EXERCISE DESCRIPTION: Within the data that follows, how many lines carry the string "true"? Give the number alone.

PROVIDED MATERIAL:
• • • • •

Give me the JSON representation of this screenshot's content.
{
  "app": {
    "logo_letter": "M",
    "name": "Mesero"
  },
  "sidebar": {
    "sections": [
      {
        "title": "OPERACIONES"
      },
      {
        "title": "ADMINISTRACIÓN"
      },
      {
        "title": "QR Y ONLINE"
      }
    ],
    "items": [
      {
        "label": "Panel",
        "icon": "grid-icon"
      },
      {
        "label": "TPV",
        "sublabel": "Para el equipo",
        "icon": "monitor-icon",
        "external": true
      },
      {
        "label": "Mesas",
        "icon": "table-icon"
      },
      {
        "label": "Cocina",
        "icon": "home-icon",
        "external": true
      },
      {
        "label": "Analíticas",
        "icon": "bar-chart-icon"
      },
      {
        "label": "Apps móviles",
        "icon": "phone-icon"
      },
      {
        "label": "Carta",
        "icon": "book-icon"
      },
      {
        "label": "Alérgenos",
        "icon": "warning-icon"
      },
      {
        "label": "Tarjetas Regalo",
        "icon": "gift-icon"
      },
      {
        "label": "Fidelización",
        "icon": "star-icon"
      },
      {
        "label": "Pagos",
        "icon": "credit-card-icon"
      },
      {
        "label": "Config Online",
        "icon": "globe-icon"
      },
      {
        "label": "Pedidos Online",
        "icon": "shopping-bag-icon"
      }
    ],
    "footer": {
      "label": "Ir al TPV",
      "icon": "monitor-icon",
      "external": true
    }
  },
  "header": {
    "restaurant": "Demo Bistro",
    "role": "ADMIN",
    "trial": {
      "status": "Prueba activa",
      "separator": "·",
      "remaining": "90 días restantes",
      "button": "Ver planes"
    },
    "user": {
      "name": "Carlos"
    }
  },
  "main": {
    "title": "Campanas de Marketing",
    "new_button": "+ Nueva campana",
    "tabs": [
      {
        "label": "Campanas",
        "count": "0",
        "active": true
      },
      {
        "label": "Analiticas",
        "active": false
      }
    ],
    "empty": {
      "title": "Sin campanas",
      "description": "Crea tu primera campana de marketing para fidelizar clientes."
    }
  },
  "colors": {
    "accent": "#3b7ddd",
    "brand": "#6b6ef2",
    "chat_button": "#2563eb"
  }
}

• • • • •

THE COMPLETED TASK: 4